- _TASK DESCRIPTION_
From the listing below, pull out the lines that hold "Indian".

- _SUPPLIED RECORDS_
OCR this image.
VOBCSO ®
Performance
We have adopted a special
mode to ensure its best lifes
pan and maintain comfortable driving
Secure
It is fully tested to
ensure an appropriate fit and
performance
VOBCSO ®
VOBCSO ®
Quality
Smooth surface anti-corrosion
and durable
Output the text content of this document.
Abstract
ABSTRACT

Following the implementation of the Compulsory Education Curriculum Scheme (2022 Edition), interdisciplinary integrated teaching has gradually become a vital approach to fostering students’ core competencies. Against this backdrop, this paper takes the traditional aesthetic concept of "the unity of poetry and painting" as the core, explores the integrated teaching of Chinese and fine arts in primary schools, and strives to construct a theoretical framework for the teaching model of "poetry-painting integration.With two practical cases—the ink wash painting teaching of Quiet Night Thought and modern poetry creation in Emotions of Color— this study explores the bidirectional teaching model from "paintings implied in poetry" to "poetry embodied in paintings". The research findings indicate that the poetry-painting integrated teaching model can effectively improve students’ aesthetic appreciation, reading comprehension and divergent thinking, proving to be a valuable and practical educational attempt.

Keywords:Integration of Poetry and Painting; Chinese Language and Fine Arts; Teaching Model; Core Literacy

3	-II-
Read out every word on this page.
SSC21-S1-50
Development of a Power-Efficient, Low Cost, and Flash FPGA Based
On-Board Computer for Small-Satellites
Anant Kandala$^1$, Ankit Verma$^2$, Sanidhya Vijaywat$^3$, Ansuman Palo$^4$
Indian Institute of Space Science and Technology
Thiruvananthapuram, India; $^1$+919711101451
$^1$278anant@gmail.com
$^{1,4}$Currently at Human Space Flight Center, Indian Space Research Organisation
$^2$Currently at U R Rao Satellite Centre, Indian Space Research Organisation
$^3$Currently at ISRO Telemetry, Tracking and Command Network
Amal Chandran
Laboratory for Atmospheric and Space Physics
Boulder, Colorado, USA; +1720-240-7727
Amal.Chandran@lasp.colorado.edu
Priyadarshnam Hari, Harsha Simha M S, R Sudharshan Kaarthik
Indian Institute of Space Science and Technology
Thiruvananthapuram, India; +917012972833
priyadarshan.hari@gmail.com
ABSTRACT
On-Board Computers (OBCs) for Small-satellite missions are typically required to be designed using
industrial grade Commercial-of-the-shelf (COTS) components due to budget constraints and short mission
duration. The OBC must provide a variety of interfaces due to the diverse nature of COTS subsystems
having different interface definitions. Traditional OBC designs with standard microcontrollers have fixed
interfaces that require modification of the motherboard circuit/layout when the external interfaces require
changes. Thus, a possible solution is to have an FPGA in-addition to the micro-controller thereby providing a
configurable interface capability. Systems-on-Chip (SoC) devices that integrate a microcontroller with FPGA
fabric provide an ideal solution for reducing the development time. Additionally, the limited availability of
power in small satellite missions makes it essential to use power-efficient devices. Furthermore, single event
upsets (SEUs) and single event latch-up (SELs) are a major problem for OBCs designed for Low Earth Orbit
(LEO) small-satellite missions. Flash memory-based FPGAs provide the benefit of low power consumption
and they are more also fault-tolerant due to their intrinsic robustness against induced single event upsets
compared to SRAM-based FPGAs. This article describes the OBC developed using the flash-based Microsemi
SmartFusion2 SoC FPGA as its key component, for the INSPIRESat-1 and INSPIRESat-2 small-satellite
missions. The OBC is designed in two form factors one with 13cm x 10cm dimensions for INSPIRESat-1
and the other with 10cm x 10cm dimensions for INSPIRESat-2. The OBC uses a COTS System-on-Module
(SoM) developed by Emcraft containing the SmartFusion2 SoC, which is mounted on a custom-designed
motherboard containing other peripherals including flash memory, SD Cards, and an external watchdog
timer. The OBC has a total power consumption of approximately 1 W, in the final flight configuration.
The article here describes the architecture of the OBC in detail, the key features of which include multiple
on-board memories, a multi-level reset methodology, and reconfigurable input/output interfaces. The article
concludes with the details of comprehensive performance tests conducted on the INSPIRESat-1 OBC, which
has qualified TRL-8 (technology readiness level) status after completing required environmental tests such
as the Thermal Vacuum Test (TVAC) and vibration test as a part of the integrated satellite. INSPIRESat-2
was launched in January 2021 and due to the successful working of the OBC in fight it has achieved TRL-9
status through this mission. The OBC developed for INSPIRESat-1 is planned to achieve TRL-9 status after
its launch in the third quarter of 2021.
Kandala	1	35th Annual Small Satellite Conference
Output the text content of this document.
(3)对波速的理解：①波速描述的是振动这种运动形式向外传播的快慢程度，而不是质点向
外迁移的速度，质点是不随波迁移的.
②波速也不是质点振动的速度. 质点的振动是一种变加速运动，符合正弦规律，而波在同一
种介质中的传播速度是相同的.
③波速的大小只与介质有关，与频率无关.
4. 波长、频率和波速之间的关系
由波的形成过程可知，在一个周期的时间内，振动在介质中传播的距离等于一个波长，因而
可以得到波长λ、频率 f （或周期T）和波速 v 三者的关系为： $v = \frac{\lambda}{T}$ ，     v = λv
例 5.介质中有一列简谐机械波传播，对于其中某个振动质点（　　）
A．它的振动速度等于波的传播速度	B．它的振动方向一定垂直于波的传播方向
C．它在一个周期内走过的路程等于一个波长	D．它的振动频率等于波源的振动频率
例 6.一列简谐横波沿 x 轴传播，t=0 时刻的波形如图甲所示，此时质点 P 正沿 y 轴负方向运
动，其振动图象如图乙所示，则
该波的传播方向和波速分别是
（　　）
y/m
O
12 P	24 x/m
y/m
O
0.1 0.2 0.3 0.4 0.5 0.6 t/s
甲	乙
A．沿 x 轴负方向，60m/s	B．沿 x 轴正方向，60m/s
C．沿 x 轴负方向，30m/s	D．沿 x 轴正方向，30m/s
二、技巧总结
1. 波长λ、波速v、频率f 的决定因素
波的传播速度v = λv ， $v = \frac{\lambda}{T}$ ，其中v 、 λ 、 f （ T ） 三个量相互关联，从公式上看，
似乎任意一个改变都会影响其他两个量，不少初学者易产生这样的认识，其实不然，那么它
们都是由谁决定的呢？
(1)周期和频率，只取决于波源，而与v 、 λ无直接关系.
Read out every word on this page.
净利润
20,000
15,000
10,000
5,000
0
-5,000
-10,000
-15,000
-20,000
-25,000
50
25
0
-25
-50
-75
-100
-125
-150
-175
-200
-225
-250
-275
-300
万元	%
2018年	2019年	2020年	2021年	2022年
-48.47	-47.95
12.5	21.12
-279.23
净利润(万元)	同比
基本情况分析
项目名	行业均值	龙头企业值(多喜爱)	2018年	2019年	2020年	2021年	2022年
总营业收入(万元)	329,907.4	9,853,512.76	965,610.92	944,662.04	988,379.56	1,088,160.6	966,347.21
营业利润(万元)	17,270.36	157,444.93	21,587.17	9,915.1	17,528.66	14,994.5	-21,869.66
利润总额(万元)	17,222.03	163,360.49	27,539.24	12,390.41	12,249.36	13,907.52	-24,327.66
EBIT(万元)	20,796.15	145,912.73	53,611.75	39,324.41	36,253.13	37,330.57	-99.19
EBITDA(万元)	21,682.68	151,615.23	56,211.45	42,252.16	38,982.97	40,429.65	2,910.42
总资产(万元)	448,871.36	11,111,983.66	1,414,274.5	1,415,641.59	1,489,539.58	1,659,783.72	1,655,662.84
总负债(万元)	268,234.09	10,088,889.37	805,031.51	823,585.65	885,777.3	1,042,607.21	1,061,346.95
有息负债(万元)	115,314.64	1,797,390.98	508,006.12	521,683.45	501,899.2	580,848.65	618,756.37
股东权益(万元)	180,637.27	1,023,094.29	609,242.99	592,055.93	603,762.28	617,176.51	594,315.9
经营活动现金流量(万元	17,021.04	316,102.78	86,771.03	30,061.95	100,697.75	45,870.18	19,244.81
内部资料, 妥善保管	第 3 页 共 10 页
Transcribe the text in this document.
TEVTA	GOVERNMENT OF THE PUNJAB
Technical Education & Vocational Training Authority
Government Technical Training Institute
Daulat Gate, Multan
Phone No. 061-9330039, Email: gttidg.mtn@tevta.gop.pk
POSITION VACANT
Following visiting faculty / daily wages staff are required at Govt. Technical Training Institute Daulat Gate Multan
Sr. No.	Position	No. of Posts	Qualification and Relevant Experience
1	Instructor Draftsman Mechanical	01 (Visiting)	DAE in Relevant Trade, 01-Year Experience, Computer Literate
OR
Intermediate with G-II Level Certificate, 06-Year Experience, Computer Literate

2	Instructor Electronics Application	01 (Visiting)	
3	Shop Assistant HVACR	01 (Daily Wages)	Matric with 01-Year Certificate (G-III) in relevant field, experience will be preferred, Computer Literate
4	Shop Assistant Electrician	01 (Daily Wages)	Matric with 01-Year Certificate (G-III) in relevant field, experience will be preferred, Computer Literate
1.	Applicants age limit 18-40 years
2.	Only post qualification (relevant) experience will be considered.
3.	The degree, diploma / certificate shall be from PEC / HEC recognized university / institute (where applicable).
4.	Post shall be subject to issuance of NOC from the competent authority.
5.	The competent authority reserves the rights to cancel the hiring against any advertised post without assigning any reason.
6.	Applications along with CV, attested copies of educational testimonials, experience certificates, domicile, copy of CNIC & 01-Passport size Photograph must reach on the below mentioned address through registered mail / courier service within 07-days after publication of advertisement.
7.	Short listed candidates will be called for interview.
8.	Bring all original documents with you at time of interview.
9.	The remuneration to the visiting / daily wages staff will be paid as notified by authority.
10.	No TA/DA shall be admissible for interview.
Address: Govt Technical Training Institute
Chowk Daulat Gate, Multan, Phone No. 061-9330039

- _RESULT FOR THIS EXERCISE_
Indian Institute of Space Science and Technology
$^{1,4}$Currently at Human Space Flight Center, Indian Space Research Organisation
$^2$Currently at U R Rao Satellite Centre, Indian Space Research Organisation
Indian Institute of Space Science and Technology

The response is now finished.